• **Information provided**
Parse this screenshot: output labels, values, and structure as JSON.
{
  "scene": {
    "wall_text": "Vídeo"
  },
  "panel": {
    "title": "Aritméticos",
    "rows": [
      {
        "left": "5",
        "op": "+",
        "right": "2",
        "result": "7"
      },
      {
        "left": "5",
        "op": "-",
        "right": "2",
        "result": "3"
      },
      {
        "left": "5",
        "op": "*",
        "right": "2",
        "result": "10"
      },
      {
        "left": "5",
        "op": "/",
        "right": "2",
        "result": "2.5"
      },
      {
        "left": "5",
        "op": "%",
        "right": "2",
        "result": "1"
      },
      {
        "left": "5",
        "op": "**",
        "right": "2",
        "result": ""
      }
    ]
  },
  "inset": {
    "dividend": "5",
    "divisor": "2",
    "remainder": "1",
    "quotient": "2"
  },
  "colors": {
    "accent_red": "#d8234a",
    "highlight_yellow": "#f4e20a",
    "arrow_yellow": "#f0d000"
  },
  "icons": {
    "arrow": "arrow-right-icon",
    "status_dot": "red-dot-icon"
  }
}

---

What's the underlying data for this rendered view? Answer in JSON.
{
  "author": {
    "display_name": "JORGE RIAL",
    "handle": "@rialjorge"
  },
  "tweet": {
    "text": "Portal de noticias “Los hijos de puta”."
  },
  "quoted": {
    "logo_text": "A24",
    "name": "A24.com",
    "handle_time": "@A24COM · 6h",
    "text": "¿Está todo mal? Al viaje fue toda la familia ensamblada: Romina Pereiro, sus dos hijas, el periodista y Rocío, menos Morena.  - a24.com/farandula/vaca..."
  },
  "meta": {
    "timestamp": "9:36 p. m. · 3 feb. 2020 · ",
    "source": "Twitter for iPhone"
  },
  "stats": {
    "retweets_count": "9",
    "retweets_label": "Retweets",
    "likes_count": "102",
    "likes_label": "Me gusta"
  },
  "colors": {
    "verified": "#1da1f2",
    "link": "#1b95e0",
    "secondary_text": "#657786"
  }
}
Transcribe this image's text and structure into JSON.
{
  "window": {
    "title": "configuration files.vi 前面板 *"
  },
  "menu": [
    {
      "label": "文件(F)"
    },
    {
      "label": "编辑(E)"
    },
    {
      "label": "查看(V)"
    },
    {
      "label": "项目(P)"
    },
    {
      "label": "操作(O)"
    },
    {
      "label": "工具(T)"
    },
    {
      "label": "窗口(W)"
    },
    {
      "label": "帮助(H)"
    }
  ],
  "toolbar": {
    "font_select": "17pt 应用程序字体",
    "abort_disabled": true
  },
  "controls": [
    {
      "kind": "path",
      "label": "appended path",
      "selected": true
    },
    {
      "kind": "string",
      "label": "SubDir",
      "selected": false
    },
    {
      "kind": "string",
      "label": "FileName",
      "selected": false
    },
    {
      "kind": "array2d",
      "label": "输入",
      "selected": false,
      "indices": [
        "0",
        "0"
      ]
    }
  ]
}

• **Task instructions**
Report how many lines in these entries contain "this". Answer with the number only.

• **Task response**
3